[Start Data entries]

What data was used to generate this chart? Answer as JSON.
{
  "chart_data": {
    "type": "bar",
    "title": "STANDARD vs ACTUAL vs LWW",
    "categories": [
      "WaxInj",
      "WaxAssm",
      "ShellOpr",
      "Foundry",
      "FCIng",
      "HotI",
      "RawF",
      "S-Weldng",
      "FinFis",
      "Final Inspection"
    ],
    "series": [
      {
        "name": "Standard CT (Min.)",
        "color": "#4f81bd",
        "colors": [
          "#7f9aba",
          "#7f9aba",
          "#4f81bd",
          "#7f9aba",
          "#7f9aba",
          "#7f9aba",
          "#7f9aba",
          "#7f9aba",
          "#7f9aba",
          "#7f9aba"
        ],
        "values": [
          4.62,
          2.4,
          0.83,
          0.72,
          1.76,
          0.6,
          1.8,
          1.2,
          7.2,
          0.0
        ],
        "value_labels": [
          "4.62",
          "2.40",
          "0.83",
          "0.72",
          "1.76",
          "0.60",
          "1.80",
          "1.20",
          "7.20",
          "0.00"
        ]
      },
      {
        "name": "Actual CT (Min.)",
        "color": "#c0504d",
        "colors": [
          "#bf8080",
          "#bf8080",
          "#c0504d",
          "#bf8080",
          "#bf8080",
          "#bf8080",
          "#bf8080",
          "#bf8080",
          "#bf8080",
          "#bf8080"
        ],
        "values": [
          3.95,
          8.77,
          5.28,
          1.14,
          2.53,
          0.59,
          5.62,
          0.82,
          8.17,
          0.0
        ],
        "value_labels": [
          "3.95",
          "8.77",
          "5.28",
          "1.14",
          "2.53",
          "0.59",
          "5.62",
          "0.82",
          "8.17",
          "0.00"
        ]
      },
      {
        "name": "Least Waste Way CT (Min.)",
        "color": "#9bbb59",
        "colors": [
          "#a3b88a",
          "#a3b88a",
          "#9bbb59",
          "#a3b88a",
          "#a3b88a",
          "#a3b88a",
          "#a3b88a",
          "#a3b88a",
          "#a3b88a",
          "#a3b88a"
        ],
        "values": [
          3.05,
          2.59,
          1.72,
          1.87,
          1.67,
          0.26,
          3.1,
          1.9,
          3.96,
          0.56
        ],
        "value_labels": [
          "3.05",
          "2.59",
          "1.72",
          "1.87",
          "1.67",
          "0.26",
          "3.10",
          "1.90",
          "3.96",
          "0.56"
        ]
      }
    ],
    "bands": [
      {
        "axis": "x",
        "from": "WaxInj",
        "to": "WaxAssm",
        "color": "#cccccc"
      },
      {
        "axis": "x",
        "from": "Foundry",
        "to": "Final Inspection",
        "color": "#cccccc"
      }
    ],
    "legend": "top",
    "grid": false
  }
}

[End Data entries]

What you need to do
Return every record, word for word.

Output
What data was used to generate this chart? Answer as JSON.
{
  "chart_data": {
    "type": "bar",
    "title": "STANDARD vs ACTUAL vs LWW",
    "categories": [
      "WaxInj",
      "WaxAssm",
      "ShellOpr",
      "Foundry",
      "FCIng",
      "HotI",
      "RawF",
      "S-Weldng",
      "FinFis",
      "Final Inspection"
    ],
    "series": [
      {
        "name": "Standard CT (Min.)",
        "color": "#4f81bd",
        "colors": [
          "#7f9aba",
          "#7f9aba",
          "#4f81bd",
          "#7f9aba",
          "#7f9aba",
          "#7f9aba",
          "#7f9aba",
          "#7f9aba",
          "#7f9aba",
          "#7f9aba"
        ],
        "values": [
          4.62,
          2.4,
          0.83,
          0.72,
          1.76,
          0.6,
          1.8,
          1.2,
          7.2,
          0.0
        ],
        "value_labels": [
          "4.62",
          "2.40",
          "0.83",
          "0.72",
          "1.76",
          "0.60",
          "1.80",
          "1.20",
          "7.20",
          "0.00"
        ]
      },
      {
        "name": "Actual CT (Min.)",
        "color": "#c0504d",
        "colors": [
          "#bf8080",
          "#bf8080",
          "#c0504d",
          "#bf8080",
          "#bf8080",
          "#bf8080",
          "#bf8080",
          "#bf8080",
          "#bf8080",
          "#bf8080"
        ],
        "values": [
          3.95,
          8.77,
          5.28,
          1.14,
          2.53,
          0.59,
          5.62,
          0.82,
          8.17,
          0.0
        ],
        "value_labels": [
          "3.95",
          "8.77",
          "5.28",
          "1.14",
          "2.53",
          "0.59",
          "5.62",
          "0.82",
          "8.17",
          "0.00"
        ]
      },
      {
        "name": "Least Waste Way CT (Min.)",
        "color": "#9bbb59",
        "colors": [
          "#a3b88a",
          "#a3b88a",
          "#9bbb59",
          "#a3b88a",
          "#a3b88a",
          "#a3b88a",
          "#a3b88a",
          "#a3b88a",
          "#a3b88a",
          "#a3b88a"
        ],
        "values": [
          3.05,
          2.59,
          1.72,
          1.87,
          1.67,
          0.26,
          3.1,
          1.9,
          3.96,
          0.56
        ],
        "value_labels": [
          "3.05",
          "2.59",
          "1.72",
          "1.87",
          "1.67",
          "0.26",
          "3.10",
          "1.90",
          "3.96",
          "0.56"
        ]
      }
    ],
    "bands": [
      {
        "axis": "x",
        "from": "WaxInj",
        "to": "WaxAssm",
        "color": "#cccccc"
      },
      {
        "axis": "x",
        "from": "Foundry",
        "to": "Final Inspection",
        "color": "#cccccc"
      }
    ],
    "legend": "top",
    "grid": false
  }
}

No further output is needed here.